═══ Selected passage ═══

Reputation: 31
I am just beginning in Clojure and have written the following code for estimating pi via monte carlo simulation. I basically want to create X threads, each of which counts the number of random points that fall in the unit circle and returns it. My main thread then sums them all up and computes Pi.
However, running all the samples in the same thread is faster than splitting the computations among several threads via futures. Why?
(defn sumFutures [workerFutures acc i]
(if (= -1 i)
acc
(recur workerFutures (+ acc @(nth workerFutures i)) (dec i))))
(defn getResults [workerFutures numSamples]
(* 4.0 (/ (sumFutures workerFutures 0 (dec (count workerFutures))) numSamples)))
(defn isInCircle []
(let [x (rand) y (rand)]
(if (<= (+ (* x x) (* y y)) 1)
1
0)))
(defn countInCircle [remaining acc]
(if (zero? remaining)
acc
(recur (dec remaining) (+ acc (isInCircle)))))
(defn getWorker [samplesPerWorker]
(future
(countInCircle samplesPerWorker 0)))
(defn addWorker [workers samplesPerWorker]
(conj workers (getWorker samplesPerWorker)))
(defn getWorkers [workers samplesPerWorker remWorkers]
(if (not (zero? remWorkers))

═══

**Exercises**
- 1) According to the forum post, what does each thread count?
- 2) Rewrite the forum post starting at "Reputation: 31" and ending at "(count workerFutures))) numSamples)))", changing "workerFutures" to "workerList".

═══ Record excerpts ═══

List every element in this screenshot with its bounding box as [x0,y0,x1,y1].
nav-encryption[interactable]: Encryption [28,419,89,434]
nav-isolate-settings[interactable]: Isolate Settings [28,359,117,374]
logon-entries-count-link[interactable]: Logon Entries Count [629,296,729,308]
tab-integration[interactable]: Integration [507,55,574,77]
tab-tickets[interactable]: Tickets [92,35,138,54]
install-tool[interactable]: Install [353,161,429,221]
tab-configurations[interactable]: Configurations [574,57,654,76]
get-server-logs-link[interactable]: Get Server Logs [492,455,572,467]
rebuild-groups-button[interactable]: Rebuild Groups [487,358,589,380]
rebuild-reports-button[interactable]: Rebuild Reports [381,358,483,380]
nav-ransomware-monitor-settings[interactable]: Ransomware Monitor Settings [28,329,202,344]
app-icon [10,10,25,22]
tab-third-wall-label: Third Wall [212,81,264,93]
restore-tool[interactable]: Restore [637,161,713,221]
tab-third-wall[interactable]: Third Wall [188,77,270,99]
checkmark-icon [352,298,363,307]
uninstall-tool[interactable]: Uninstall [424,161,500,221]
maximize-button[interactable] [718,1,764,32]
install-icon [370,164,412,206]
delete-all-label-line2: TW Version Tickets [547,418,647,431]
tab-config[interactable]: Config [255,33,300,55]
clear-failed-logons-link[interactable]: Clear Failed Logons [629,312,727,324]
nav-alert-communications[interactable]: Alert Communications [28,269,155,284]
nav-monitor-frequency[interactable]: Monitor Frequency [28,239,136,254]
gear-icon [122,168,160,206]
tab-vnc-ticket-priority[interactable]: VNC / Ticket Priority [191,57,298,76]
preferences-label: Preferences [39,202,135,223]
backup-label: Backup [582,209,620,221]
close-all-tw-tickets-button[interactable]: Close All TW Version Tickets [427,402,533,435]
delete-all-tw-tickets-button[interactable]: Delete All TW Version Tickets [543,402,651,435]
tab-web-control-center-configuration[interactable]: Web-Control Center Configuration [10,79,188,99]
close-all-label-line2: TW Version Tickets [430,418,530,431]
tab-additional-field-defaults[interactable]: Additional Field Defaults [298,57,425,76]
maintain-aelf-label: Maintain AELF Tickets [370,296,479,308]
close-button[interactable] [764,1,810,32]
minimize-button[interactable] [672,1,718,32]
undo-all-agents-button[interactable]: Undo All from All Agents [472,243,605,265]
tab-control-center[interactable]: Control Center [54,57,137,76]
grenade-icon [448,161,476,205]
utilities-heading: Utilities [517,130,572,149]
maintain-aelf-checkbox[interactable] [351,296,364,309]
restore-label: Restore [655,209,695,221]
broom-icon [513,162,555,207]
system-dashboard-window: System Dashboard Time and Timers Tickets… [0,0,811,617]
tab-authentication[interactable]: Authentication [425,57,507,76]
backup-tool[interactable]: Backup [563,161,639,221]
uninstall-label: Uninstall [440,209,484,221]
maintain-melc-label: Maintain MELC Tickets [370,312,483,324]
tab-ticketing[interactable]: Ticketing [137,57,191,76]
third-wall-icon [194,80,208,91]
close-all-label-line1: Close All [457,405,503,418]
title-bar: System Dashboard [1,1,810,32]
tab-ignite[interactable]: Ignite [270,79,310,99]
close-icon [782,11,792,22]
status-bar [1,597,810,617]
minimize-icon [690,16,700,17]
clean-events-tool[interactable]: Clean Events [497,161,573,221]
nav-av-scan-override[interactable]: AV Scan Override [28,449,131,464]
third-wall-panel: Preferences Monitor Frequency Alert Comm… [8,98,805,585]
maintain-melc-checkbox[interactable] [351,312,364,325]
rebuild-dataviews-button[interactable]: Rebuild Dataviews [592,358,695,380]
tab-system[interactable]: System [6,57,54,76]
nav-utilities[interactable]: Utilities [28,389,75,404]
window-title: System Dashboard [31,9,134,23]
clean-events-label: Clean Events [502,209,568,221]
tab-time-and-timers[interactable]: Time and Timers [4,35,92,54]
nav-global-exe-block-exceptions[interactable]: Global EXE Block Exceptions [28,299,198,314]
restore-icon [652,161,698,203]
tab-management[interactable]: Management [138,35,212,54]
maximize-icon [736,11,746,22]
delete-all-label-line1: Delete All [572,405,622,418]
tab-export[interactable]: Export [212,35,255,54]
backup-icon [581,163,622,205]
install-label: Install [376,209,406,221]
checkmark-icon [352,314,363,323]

═══

**Answers to the tasks**
- 1) Each thread counts the number of random points that fall in the unit circle.

- 2)
Reputation: 31
I am just beginning in Clojure and have written the following code for estimating pi via monte carlo simulation. I basically want to create X threads, each of which counts the number of random points that fall in the unit circle and returns it. My main thread then sums them all up and computes Pi.
However, running all the samples in the same thread is faster than splitting the computations among several threads via futures. Why?
(defn sumFutures [workerList acc i]
(if (= -1 i)
acc
(recur workerList (+ acc @(nth workerList i)) (dec i))))
(defn getResults [workerList numSamples]
(* 4.0 (/ (sumFutures workerList 0 (dec (count workerList))) numSamples)))